(Data records)
= = =

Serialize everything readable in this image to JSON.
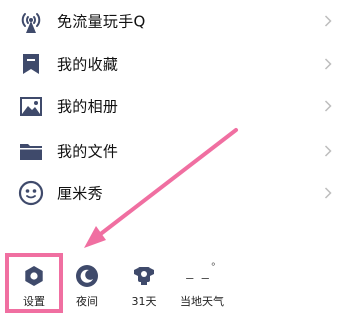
{
  "menu": {
    "items": [
      {
        "label": "免流量玩手Q",
        "icon": "wifi-tower-icon"
      },
      {
        "label": "我的收藏",
        "icon": "bookmark-icon"
      },
      {
        "label": "我的相册",
        "icon": "photo-album-icon"
      },
      {
        "label": "我的文件",
        "icon": "folder-icon"
      },
      {
        "label": "厘米秀",
        "icon": "avatar-face-icon"
      }
    ]
  },
  "bottom_bar": {
    "settings_label": "设置",
    "night_label": "夜间",
    "calendar_label": "31天",
    "weather_label": "当地天气",
    "weather_temp": "_ _",
    "weather_degree": "°"
  },
  "colors": {
    "icon": "#3f4a6b",
    "highlight": "#f06fa1",
    "text": "#111111",
    "chevron": "#bdbdbd"
  }
}
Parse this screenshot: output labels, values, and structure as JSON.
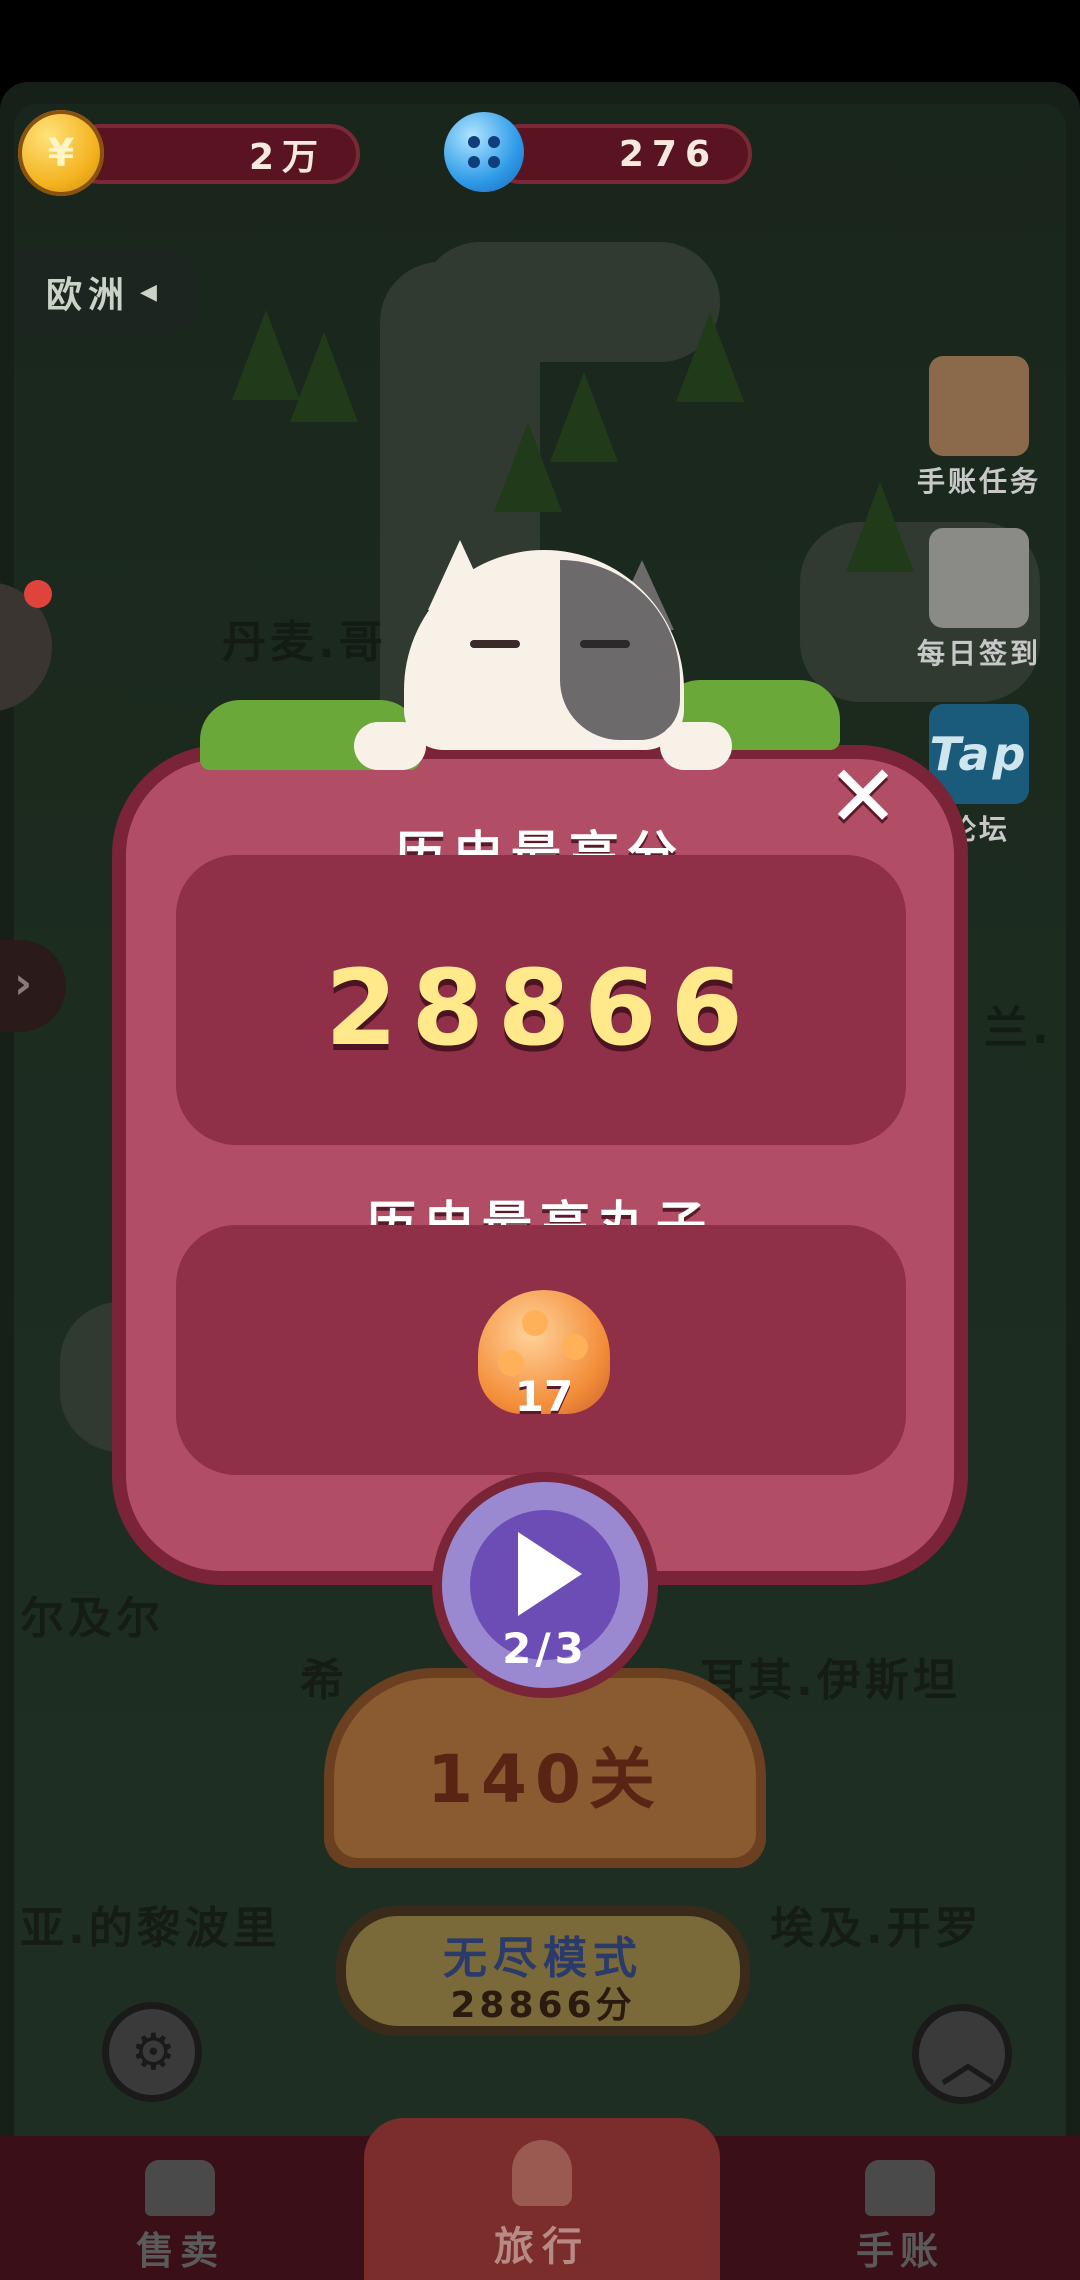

= = =

→ TASK REQUIREMENTS
Without the pictures, extract every entry verbatim.

→ TASK OUTPUT
Serialize everything readable in this image to JSON.
{
  "menu": {
    "items": [
      {
        "label": "免流量玩手Q",
        "icon": "wifi-tower-icon"
      },
      {
        "label": "我的收藏",
        "icon": "bookmark-icon"
      },
      {
        "label": "我的相册",
        "icon": "photo-album-icon"
      },
      {
        "label": "我的文件",
        "icon": "folder-icon"
      },
      {
        "label": "厘米秀",
        "icon": "avatar-face-icon"
      }
    ]
  },
  "bottom_bar": {
    "settings_label": "设置",
    "night_label": "夜间",
    "calendar_label": "31天",
    "weather_label": "当地天气",
    "weather_temp": "_ _",
    "weather_degree": "°"
  },
  "colors": {
    "icon": "#3f4a6b",
    "highlight": "#f06fa1",
    "text": "#111111",
    "chevron": "#bdbdbd"
  }
}
Parse this screenshot: output labels, values, and structure as JSON.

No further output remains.